** Begin Records supplied **

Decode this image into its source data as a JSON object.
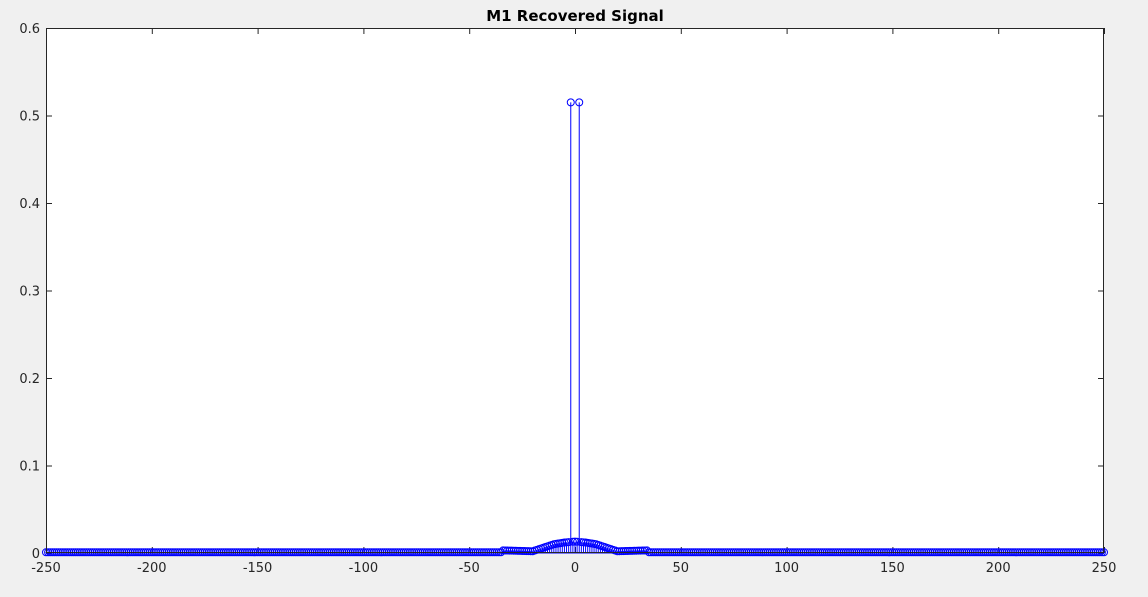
{
  "window": {
    "background": "#f0f0f0"
  },
  "chart_data": {
    "type": "stem",
    "title": "M1 Recovered Signal",
    "xlabel": "",
    "ylabel": "",
    "xlim": [
      -250,
      250
    ],
    "ylim": [
      0,
      0.6
    ],
    "xticks": [
      -250,
      -200,
      -150,
      -100,
      -50,
      0,
      50,
      100,
      150,
      200,
      250
    ],
    "xtick_labels": [
      "-250",
      "-200",
      "-150",
      "-100",
      "-50",
      "0",
      "50",
      "100",
      "150",
      "200",
      "250"
    ],
    "yticks": [
      0,
      0.1,
      0.2,
      0.3,
      0.4,
      0.5,
      0.6
    ],
    "ytick_labels": [
      "0",
      "0.1",
      "0.2",
      "0.3",
      "0.4",
      "0.5",
      "0.6"
    ],
    "grid": false,
    "series": [
      {
        "color": "#0000ff",
        "marker": "circle",
        "x_range": [
          -250,
          250
        ],
        "x_step": 1,
        "baseline": 0.0008,
        "peaks": [
          {
            "x": -2,
            "y": 0.515
          },
          {
            "x": 2,
            "y": 0.515
          }
        ],
        "envelope": [
          {
            "x": -35,
            "y": 0.003
          },
          {
            "x": -20,
            "y": 0.002
          },
          {
            "x": -15,
            "y": 0.006
          },
          {
            "x": -10,
            "y": 0.01
          },
          {
            "x": -5,
            "y": 0.012
          },
          {
            "x": 0,
            "y": 0.013
          },
          {
            "x": 5,
            "y": 0.012
          },
          {
            "x": 10,
            "y": 0.01
          },
          {
            "x": 15,
            "y": 0.006
          },
          {
            "x": 20,
            "y": 0.002
          },
          {
            "x": 35,
            "y": 0.003
          }
        ]
      }
    ]
  }
}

** End Records supplied **

Using the material above, retype each entry exactly and omit the pictures.

→ **Written solution**:
Decode this image into its source data as a JSON object.
{
  "window": {
    "background": "#f0f0f0"
  },
  "chart_data": {
    "type": "stem",
    "title": "M1 Recovered Signal",
    "xlabel": "",
    "ylabel": "",
    "xlim": [
      -250,
      250
    ],
    "ylim": [
      0,
      0.6
    ],
    "xticks": [
      -250,
      -200,
      -150,
      -100,
      -50,
      0,
      50,
      100,
      150,
      200,
      250
    ],
    "xtick_labels": [
      "-250",
      "-200",
      "-150",
      "-100",
      "-50",
      "0",
      "50",
      "100",
      "150",
      "200",
      "250"
    ],
    "yticks": [
      0,
      0.1,
      0.2,
      0.3,
      0.4,
      0.5,
      0.6
    ],
    "ytick_labels": [
      "0",
      "0.1",
      "0.2",
      "0.3",
      "0.4",
      "0.5",
      "0.6"
    ],
    "grid": false,
    "series": [
      {
        "color": "#0000ff",
        "marker": "circle",
        "x_range": [
          -250,
          250
        ],
        "x_step": 1,
        "baseline": 0.0008,
        "peaks": [
          {
            "x": -2,
            "y": 0.515
          },
          {
            "x": 2,
            "y": 0.515
          }
        ],
        "envelope": [
          {
            "x": -35,
            "y": 0.003
          },
          {
            "x": -20,
            "y": 0.002
          },
          {
            "x": -15,
            "y": 0.006
          },
          {
            "x": -10,
            "y": 0.01
          },
          {
            "x": -5,
            "y": 0.012
          },
          {
            "x": 0,
            "y": 0.013
          },
          {
            "x": 5,
            "y": 0.012
          },
          {
            "x": 10,
            "y": 0.01
          },
          {
            "x": 15,
            "y": 0.006
          },
          {
            "x": 20,
            "y": 0.002
          },
          {
            "x": 35,
            "y": 0.003
          }
        ]
      }
    ]
  }
}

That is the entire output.